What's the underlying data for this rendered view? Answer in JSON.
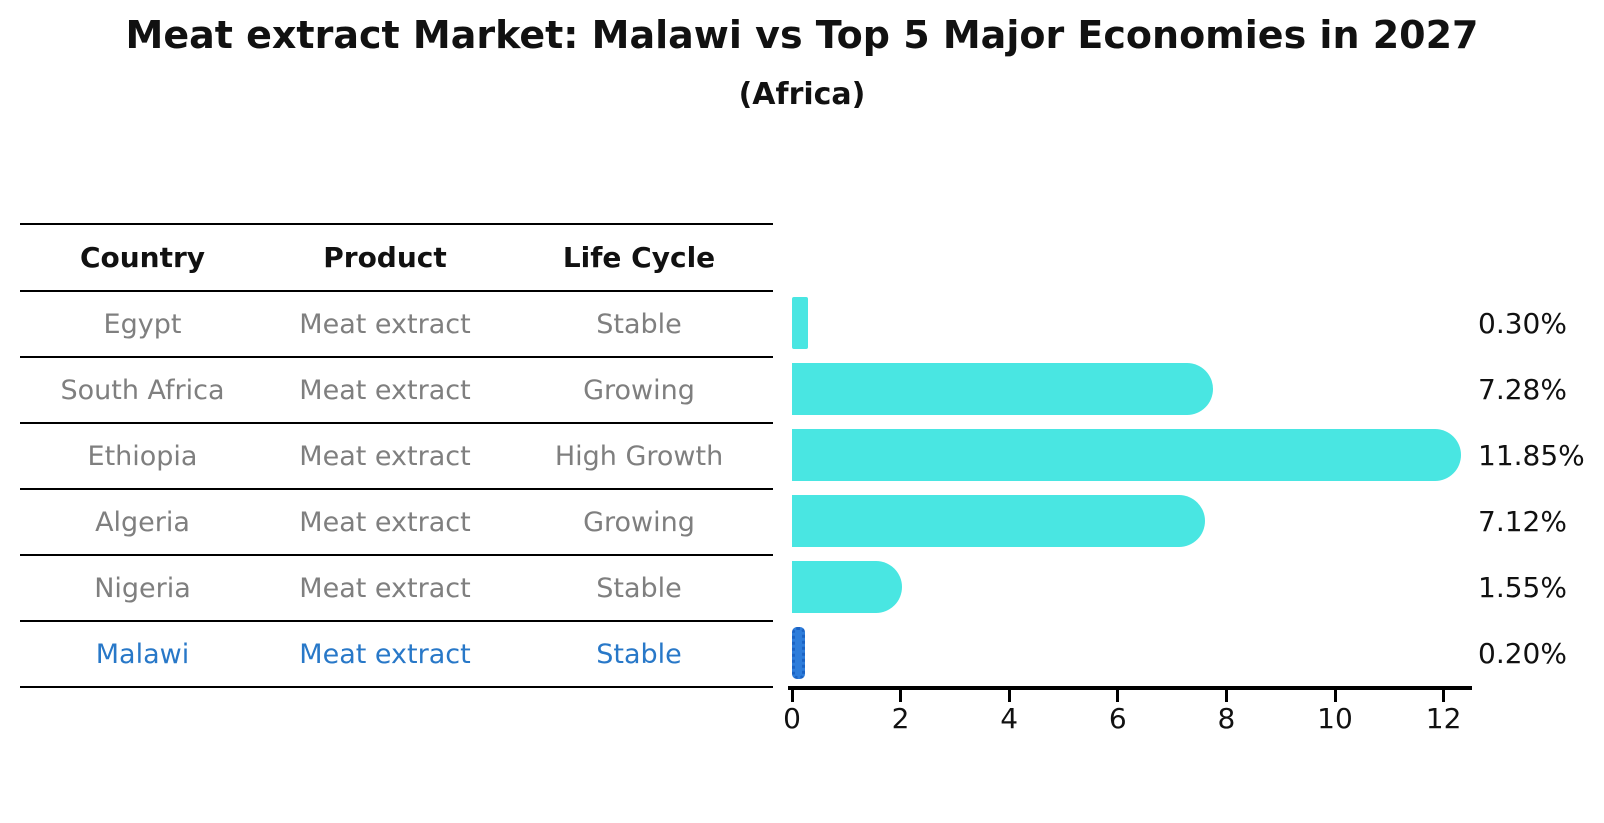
{
  "title": "Meat extract Market: Malawi vs Top 5 Major Economies in 2027",
  "subtitle": "(Africa)",
  "colors": {
    "bar": "#49E6E2",
    "highlight_bar": "#2E7DDB",
    "highlight_text": "#2878C8",
    "table_text": "#7f7f7f",
    "header_text": "#111111",
    "axis": "#000000"
  },
  "table": {
    "columns": [
      "Country",
      "Product",
      "Life Cycle"
    ],
    "rows": [
      {
        "country": "Egypt",
        "product": "Meat extract",
        "life_cycle": "Stable",
        "highlight": false
      },
      {
        "country": "South Africa",
        "product": "Meat extract",
        "life_cycle": "Growing",
        "highlight": false
      },
      {
        "country": "Ethiopia",
        "product": "Meat extract",
        "life_cycle": "High Growth",
        "highlight": false
      },
      {
        "country": "Algeria",
        "product": "Meat extract",
        "life_cycle": "Growing",
        "highlight": false
      },
      {
        "country": "Nigeria",
        "product": "Meat extract",
        "life_cycle": "Stable",
        "highlight": false
      },
      {
        "country": "Malawi",
        "product": "Meat extract",
        "life_cycle": "Stable",
        "highlight": true
      }
    ]
  },
  "chart_data": {
    "type": "bar",
    "orientation": "horizontal",
    "title": "Meat extract Market: Malawi vs Top 5 Major Economies in 2027",
    "subtitle": "(Africa)",
    "categories": [
      "Egypt",
      "South Africa",
      "Ethiopia",
      "Algeria",
      "Nigeria",
      "Malawi"
    ],
    "values": [
      0.3,
      7.28,
      11.85,
      7.12,
      1.55,
      0.2
    ],
    "value_labels": [
      "0.30%",
      "7.28%",
      "11.85%",
      "7.12%",
      "1.55%",
      "0.20%"
    ],
    "highlight_category": "Malawi",
    "xlabel": "",
    "ylabel": "",
    "xlim": [
      0,
      12.6
    ],
    "xticks": [
      0,
      2,
      4,
      6,
      8,
      10,
      12
    ],
    "grid": false,
    "legend": "none"
  }
}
= = = = =
# [WHAT YOU NEED TO DO]
Of the lines in the entries, how many include the word "Major"? State only the number.

# [SOLUTION TO THIS TASK]
2